** start of Records shown **

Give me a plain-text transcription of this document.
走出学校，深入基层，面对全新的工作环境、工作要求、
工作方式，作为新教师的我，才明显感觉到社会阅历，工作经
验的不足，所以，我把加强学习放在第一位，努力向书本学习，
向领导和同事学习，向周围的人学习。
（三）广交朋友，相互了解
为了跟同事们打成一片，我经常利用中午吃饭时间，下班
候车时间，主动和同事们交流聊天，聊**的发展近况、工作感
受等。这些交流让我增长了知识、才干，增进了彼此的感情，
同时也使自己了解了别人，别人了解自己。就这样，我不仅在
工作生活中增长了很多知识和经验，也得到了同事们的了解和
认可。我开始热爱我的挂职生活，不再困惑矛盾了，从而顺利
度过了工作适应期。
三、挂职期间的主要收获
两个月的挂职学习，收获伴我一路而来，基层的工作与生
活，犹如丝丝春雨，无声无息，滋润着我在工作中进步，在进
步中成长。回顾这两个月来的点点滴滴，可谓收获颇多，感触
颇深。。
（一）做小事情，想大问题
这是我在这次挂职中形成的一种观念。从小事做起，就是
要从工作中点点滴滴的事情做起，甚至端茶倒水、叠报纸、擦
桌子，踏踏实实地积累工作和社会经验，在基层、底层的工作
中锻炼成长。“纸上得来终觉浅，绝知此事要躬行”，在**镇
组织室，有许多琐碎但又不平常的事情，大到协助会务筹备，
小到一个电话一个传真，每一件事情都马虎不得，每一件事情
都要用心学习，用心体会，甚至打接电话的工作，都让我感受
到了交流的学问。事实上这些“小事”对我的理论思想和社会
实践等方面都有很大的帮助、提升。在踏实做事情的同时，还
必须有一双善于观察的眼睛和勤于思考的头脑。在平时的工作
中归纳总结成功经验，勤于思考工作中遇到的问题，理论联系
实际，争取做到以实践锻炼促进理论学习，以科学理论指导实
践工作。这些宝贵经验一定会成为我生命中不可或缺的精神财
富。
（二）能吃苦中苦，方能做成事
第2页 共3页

** end of Records shown **
** start of Records shown **

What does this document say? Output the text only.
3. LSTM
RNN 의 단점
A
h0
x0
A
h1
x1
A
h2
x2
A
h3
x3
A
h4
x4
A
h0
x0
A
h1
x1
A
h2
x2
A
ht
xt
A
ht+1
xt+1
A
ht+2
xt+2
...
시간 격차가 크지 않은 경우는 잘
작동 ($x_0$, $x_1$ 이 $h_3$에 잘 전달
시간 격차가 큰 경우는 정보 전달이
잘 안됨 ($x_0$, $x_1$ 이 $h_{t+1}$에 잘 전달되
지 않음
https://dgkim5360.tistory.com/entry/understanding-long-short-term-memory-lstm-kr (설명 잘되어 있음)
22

** end of Records shown **

Exercise prompt ▸
Count the lines in the entries above that include the string "document", then give only that figure.

Worked answer ▸
2